#### EXCERPTED PASSAGE
If that good man is still alive I would assign him Xenophon to do just as well with: that is an easier task – one therefore all the more suited to his advanced years. And it somehow seems to me that, even though Amyot can slip very briskly and neatly round some tight corners, his style is nevertheless more at home when it is untrammelled and can roll easily along.
I recently came upon the passage where Plutarch tells us that when he himself was delivering a declamation in Rome Rusticus, who was in the audience, received a packet of letters from the Emperor and put off opening it until the end. For which, he says, all the audience most highly praised the dignity of that man. Indeed, since Plutarch was on the subject of curiosity (that avid passion, greedy for news, which leads us to drop everything indiscriminately and impatiently so as to entertain every newcomer and, losing all sense of respect and politeness, to tear open the letters they bring us no matter where we may be) he was right to praise Rusticus’ dignity; and he could also have gone on to praise his decency and his courtesy in not wanting to interrupt his declamation.1
But I doubt whether Rusticus could be praised for his wisdom: for since he was receiving those letters unexpectedly, and from an Emperor at that, to put off reading them might have had grave consequences.
The opposite vice to curiosity is lack of concern, [B] which my complexion manifestly inclines me to, and [A] which is so extreme in many men I have known that you can find them with unopened letters in their pockets brought three or four days earlier.
[B] I not only never open any letter entrusted to me but not even any which Fortune may pass through my hands; I feel guilty if, when standing beside some great man, my eyes inadvertently thieve some knowledge from the important letter he is reading. Never was anyone less inquisitive, less given to poking about in another man’s affairs.

#### COLLECTED MATERIAL
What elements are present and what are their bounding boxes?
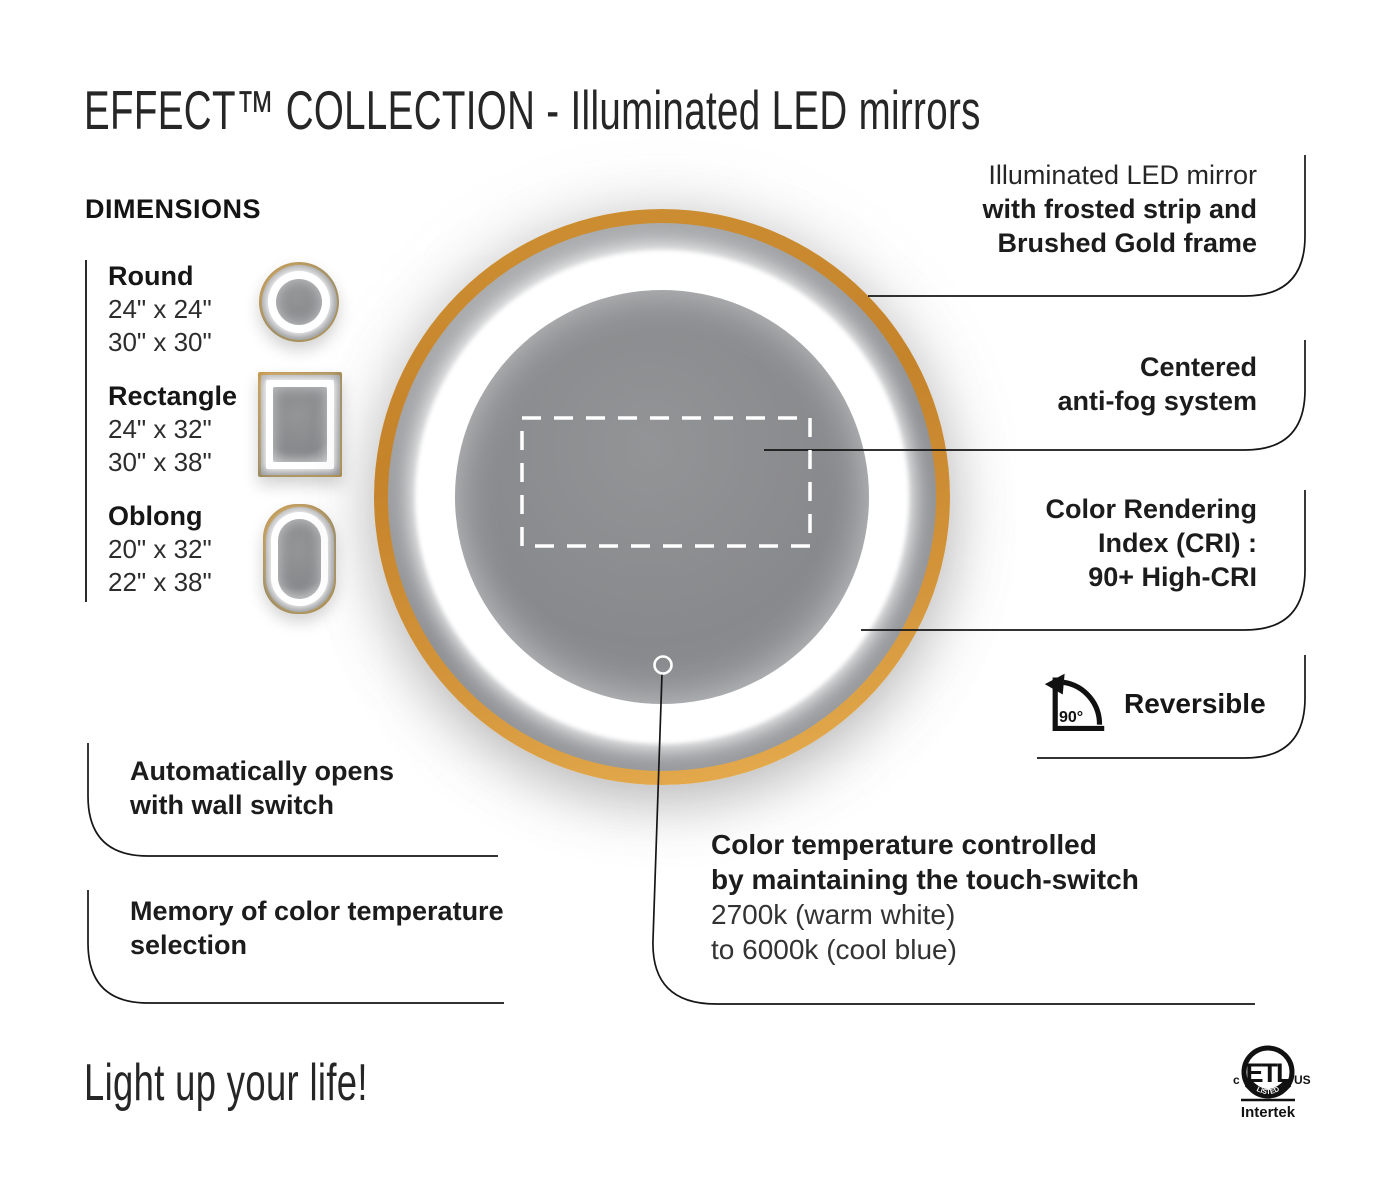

#### BRIEF A
List every person named in the passage on curiosity.
#### BRIEF B
Print the stretch of the passage on curiosity from "The opposite vice" through "four days earlier.".
#### BRIEF C
Using the passage on curiosity, mark each statement yes or no, and quote the words that decide it: (i) Rusticus opened the Emperor's letters as soon as they reached him. (ii) The speaker's complexion leans toward lack of concern. (iii) Plutarch was giving his declamation in Rome.

#### CORRECT ANSWER A
Xenophon, Amyot, Plutarch, Rusticus

#### CORRECT ANSWER B
The opposite vice to curiosity is lack of concern, [B] which my complexion manifestly inclines me to, and [A] which is so extreme in many men I have known that you can find them with unopened letters in their pockets brought three or four days earlier.

#### CORRECT ANSWER C
(i) No: "put off opening it until the end"
(ii) Yes: "which my complexion manifestly inclines me to"
(iii) Yes: "when he himself was delivering a declamation in Rome"